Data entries
------------------------

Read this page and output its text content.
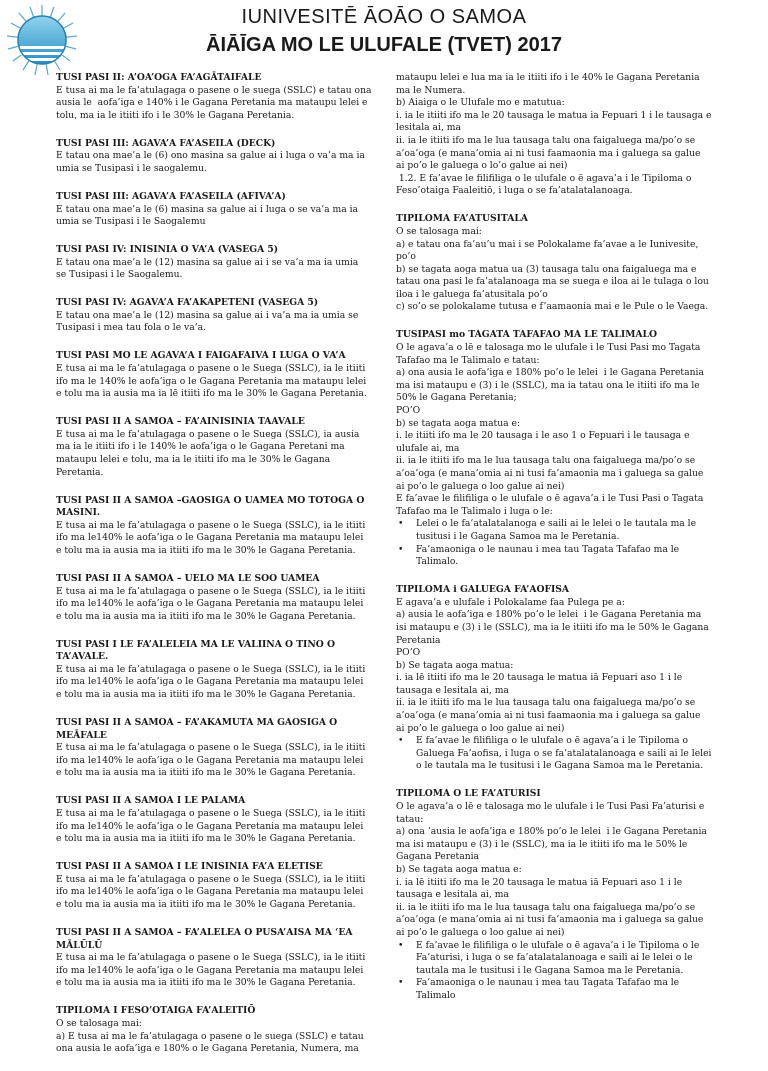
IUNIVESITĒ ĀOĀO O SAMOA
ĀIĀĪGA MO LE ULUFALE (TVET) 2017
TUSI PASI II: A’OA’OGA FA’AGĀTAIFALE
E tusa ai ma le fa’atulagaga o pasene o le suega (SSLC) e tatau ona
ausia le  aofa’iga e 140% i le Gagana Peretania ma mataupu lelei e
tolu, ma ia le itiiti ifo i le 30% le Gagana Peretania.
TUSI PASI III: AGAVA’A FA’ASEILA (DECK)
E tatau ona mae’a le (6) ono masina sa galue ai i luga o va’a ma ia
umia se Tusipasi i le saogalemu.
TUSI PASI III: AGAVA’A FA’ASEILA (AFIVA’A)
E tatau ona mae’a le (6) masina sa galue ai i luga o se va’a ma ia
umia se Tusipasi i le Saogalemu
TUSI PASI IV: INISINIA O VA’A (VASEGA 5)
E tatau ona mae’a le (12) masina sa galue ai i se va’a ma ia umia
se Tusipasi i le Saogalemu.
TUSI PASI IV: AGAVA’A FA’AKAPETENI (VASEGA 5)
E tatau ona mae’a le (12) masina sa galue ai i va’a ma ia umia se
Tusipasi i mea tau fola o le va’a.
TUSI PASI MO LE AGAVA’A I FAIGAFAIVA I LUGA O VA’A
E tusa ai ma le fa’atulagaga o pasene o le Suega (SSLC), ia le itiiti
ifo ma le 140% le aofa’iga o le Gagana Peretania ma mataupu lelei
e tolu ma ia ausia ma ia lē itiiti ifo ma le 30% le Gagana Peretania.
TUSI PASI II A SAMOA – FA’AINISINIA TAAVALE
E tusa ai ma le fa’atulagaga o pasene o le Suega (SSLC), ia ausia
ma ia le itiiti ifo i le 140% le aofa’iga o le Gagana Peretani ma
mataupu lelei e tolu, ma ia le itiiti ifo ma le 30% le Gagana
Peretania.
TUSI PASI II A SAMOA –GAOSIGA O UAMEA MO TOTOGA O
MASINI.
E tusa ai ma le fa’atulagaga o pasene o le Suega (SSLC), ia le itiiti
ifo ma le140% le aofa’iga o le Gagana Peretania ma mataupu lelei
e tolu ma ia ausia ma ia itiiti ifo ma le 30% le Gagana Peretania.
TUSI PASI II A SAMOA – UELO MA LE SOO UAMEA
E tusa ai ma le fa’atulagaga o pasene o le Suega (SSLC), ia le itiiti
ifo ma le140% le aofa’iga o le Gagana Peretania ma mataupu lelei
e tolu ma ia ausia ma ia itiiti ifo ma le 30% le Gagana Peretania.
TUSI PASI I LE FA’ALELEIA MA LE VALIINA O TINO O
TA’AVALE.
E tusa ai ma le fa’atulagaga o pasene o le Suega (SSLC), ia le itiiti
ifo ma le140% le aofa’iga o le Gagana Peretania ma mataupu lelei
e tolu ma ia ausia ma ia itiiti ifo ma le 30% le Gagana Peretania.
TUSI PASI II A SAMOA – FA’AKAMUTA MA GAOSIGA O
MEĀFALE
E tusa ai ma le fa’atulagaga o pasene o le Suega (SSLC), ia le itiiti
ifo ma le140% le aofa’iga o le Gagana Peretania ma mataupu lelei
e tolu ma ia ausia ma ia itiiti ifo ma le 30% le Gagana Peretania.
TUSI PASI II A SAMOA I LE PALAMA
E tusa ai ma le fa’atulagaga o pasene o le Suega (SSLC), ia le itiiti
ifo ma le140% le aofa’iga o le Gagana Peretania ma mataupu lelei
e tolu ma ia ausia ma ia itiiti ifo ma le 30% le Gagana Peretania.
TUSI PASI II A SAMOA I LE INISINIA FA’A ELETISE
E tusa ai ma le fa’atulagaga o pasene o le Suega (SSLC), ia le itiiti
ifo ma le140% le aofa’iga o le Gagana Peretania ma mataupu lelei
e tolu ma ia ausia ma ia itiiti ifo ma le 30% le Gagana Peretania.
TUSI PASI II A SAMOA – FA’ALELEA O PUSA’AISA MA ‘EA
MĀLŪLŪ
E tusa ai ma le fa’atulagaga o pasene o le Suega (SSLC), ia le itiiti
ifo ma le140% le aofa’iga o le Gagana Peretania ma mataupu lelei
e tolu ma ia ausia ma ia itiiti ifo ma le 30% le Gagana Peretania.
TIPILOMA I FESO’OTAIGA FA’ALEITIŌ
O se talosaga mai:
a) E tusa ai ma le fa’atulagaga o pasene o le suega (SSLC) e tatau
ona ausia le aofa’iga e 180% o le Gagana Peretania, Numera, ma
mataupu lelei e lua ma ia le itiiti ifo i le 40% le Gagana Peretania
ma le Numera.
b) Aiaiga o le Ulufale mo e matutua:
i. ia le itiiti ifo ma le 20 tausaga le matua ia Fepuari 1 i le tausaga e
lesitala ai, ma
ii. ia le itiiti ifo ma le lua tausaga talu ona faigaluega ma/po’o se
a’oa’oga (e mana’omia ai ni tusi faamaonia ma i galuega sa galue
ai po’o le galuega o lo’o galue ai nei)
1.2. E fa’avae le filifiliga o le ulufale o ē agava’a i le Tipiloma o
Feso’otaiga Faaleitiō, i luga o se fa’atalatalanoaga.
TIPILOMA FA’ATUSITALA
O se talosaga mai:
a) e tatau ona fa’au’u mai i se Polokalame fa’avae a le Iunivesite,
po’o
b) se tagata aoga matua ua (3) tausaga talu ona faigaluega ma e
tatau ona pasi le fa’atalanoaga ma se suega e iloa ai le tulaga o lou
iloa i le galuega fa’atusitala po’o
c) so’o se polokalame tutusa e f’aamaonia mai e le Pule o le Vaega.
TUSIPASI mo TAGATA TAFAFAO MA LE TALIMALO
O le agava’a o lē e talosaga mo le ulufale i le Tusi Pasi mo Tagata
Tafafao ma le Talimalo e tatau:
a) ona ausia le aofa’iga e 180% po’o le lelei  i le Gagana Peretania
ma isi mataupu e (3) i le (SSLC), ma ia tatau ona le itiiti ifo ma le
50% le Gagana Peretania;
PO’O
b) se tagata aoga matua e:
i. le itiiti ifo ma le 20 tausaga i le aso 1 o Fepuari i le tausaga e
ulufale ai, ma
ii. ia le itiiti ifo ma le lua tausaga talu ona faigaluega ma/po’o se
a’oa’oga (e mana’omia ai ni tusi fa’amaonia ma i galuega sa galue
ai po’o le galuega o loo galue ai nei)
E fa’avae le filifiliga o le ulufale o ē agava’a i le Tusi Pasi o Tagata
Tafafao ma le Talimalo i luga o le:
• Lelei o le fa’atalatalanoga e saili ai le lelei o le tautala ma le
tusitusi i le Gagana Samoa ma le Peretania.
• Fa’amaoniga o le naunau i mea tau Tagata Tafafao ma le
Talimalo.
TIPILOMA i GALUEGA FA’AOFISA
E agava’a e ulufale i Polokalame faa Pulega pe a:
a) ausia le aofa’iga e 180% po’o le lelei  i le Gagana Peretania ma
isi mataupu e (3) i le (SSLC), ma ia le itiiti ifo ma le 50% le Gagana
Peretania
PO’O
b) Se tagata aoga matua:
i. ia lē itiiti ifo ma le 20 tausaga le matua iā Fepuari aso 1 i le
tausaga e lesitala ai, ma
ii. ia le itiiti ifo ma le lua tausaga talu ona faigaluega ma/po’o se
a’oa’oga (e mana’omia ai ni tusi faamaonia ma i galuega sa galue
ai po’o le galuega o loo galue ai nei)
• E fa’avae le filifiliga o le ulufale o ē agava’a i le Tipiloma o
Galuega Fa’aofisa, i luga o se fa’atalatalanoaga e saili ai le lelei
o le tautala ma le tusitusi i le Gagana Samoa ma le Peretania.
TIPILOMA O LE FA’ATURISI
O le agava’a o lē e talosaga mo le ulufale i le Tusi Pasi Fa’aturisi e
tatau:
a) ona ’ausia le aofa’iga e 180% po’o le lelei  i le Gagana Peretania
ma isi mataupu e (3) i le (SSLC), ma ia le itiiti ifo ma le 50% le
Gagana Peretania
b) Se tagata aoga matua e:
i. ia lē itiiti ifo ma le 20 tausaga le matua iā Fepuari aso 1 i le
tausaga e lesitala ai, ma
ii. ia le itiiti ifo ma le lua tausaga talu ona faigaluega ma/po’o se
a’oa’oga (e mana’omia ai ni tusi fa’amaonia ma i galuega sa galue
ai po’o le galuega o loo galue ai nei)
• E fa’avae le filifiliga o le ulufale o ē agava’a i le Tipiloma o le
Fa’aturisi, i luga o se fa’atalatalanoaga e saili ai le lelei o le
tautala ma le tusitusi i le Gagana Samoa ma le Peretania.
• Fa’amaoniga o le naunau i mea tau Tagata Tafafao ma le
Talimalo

------------------------

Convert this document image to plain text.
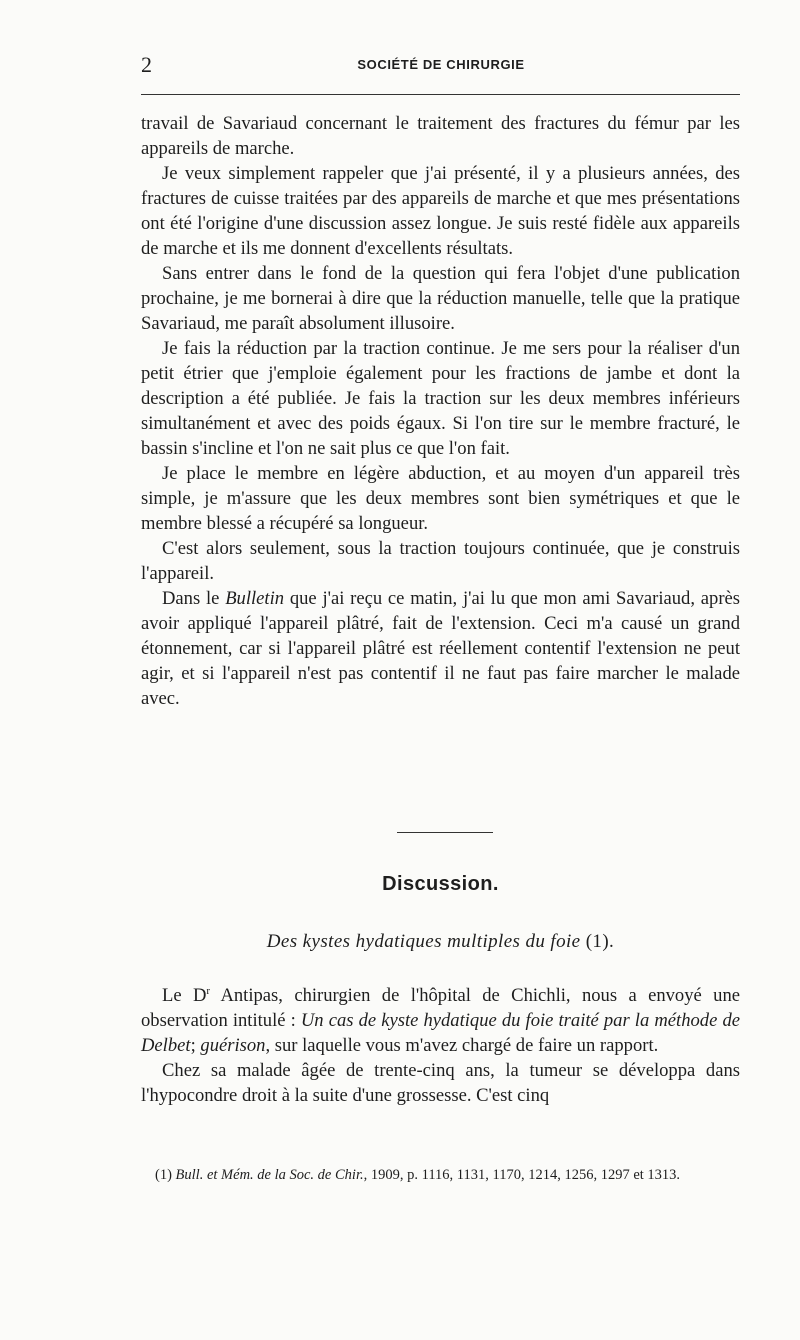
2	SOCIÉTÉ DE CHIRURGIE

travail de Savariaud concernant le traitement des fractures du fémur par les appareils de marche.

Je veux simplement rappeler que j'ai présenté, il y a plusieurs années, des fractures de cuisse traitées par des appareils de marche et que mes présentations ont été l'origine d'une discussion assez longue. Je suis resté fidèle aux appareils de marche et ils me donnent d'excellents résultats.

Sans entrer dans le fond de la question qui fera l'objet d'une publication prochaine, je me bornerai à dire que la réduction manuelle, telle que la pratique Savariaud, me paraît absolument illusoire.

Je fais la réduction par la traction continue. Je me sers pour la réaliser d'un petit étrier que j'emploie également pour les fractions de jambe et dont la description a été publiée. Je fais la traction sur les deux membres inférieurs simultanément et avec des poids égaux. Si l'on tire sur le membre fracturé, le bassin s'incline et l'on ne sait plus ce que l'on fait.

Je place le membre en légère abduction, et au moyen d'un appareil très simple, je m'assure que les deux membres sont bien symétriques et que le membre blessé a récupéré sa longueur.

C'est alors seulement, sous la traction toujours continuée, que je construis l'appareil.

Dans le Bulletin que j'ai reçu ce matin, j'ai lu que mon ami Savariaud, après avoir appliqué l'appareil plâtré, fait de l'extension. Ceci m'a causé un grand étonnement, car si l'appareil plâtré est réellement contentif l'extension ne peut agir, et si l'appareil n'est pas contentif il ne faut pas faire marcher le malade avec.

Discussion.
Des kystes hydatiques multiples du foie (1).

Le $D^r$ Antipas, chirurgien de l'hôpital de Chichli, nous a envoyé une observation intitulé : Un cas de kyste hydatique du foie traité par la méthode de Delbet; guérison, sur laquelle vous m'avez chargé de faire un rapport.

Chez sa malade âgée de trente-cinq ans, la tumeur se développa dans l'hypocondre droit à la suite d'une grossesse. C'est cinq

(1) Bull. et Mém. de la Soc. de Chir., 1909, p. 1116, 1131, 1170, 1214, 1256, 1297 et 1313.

------------------------

• Required task: For each line of the entries that includes "membres", show that line.

• Result of this exercise:
Je fais la réduction par la traction continue. Je me sers pour la réaliser d'un petit étrier que j'emploie également pour les fractions de jambe et dont la description a été publiée. Je fais la traction sur les deux membres inférieurs simultanément et avec des poids égaux. Si l'on tire sur le membre fracturé, le bassin s'incline et l'on ne sait plus ce que l'on fait.
Je place le membre en légère abduction, et au moyen d'un appareil très simple, je m'assure que les deux membres sont bien symétriques et que le membre blessé a récupéré sa longueur.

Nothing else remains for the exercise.